* Exercise details:
Give every entry again, word for word and in full.

-- Start of Information supplied --

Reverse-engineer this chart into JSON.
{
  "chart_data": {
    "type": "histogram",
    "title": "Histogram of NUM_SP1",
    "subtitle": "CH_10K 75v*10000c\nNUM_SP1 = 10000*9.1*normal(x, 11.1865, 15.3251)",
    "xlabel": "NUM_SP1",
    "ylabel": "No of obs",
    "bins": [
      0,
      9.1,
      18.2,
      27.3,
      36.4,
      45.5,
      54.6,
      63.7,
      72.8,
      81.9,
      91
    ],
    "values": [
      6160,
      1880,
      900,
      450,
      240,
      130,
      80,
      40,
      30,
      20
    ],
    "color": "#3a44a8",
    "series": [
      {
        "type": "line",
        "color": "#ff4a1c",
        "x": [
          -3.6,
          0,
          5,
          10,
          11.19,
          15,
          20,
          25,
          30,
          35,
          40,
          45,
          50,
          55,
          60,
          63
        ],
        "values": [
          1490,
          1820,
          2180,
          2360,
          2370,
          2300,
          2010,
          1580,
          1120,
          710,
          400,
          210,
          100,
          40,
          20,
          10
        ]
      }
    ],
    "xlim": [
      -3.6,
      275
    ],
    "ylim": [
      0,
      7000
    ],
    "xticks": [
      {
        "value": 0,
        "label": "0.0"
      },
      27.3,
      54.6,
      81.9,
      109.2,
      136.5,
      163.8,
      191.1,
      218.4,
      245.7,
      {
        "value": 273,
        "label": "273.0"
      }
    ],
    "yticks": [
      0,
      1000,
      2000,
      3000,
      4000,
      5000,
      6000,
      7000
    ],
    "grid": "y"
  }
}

-- End of Information supplied --

* Answer to the exercise:
Reverse-engineer this chart into JSON.
{
  "chart_data": {
    "type": "histogram",
    "title": "Histogram of NUM_SP1",
    "subtitle": "CH_10K 75v*10000c\nNUM_SP1 = 10000*9.1*normal(x, 11.1865, 15.3251)",
    "xlabel": "NUM_SP1",
    "ylabel": "No of obs",
    "bins": [
      0,
      9.1,
      18.2,
      27.3,
      36.4,
      45.5,
      54.6,
      63.7,
      72.8,
      81.9,
      91
    ],
    "values": [
      6160,
      1880,
      900,
      450,
      240,
      130,
      80,
      40,
      30,
      20
    ],
    "color": "#3a44a8",
    "series": [
      {
        "type": "line",
        "color": "#ff4a1c",
        "x": [
          -3.6,
          0,
          5,
          10,
          11.19,
          15,
          20,
          25,
          30,
          35,
          40,
          45,
          50,
          55,
          60,
          63
        ],
        "values": [
          1490,
          1820,
          2180,
          2360,
          2370,
          2300,
          2010,
          1580,
          1120,
          710,
          400,
          210,
          100,
          40,
          20,
          10
        ]
      }
    ],
    "xlim": [
      -3.6,
      275
    ],
    "ylim": [
      0,
      7000
    ],
    "xticks": [
      {
        "value": 0,
        "label": "0.0"
      },
      27.3,
      54.6,
      81.9,
      109.2,
      136.5,
      163.8,
      191.1,
      218.4,
      245.7,
      {
        "value": 273,
        "label": "273.0"
      }
    ],
    "yticks": [
      0,
      1000,
      2000,
      3000,
      4000,
      5000,
      6000,
      7000
    ],
    "grid": "y"
  }
}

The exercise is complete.